* [Aim of the task]
Find every line in the records below that holds the word "this", and copy each one.

* [Supplied records]
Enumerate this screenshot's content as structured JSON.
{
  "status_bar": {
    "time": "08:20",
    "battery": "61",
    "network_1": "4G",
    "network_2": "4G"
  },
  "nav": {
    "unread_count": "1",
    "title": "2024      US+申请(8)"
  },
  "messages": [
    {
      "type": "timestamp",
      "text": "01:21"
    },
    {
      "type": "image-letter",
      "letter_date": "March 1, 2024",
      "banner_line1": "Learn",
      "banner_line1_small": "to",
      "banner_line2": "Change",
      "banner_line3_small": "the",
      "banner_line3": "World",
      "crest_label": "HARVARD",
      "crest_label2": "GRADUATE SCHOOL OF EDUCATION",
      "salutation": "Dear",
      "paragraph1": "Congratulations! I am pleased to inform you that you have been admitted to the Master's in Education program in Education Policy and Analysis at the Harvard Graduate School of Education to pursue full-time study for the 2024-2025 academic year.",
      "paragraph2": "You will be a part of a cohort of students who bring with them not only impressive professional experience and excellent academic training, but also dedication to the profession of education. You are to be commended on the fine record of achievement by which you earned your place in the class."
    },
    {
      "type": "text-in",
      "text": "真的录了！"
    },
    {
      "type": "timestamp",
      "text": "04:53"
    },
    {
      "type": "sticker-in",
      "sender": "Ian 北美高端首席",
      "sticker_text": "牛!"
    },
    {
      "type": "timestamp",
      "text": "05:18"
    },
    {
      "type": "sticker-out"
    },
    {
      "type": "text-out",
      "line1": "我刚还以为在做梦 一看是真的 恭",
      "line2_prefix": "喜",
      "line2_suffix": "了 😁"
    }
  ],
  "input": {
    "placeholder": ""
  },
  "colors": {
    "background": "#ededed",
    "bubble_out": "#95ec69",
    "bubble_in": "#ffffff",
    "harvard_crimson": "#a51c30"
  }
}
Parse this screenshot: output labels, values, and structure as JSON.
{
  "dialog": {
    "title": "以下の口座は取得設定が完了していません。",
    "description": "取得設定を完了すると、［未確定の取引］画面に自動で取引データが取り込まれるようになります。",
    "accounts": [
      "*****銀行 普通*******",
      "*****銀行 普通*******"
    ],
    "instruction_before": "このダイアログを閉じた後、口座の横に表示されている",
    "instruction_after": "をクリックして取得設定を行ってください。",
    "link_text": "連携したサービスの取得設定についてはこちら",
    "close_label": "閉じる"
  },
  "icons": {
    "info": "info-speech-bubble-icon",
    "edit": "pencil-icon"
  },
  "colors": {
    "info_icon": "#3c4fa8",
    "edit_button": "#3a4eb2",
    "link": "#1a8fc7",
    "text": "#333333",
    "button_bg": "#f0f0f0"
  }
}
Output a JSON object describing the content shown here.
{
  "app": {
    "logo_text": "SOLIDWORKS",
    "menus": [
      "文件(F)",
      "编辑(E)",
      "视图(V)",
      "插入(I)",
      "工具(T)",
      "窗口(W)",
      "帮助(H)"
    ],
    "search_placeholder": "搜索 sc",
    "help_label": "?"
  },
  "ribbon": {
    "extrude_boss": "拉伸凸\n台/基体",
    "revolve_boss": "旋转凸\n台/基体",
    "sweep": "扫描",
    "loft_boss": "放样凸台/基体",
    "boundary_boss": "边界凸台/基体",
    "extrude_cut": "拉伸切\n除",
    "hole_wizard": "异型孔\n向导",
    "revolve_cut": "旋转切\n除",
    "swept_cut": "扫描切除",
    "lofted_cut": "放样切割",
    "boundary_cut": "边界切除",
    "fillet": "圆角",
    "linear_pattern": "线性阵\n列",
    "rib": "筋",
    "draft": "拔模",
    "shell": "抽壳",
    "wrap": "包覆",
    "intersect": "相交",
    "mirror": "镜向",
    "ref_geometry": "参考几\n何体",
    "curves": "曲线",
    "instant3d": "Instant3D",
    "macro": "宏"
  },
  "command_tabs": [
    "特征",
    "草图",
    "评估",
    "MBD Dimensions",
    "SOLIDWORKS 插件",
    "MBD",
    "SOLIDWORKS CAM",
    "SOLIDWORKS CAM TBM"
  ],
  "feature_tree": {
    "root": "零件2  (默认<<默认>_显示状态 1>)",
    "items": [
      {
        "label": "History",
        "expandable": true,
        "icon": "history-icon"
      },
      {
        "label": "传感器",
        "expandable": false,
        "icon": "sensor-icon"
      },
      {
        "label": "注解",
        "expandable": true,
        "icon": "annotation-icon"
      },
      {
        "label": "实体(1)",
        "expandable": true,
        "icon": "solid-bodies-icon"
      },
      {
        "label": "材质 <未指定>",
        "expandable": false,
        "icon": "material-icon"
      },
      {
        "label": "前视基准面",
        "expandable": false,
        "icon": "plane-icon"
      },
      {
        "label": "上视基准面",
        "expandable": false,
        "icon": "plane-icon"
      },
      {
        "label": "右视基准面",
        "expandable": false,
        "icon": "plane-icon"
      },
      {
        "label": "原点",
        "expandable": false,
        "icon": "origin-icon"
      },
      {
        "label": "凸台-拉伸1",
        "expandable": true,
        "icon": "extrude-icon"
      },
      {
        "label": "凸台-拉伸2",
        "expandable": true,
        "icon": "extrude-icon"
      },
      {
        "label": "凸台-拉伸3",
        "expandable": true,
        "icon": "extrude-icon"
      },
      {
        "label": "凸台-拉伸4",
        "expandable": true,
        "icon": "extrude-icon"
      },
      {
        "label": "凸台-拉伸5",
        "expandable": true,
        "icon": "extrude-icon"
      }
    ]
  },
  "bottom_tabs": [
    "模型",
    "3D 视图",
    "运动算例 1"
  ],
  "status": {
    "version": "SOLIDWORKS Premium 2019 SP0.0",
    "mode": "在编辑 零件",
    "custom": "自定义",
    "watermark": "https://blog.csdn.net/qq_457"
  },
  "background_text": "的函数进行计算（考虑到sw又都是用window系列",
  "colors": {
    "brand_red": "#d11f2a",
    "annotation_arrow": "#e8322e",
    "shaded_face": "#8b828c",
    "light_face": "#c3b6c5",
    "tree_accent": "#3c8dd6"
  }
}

* [Response to the task]
Enumerate this screenshot's content as structured JSON.
Parse this screenshot: output labels, values, and structure as JSON.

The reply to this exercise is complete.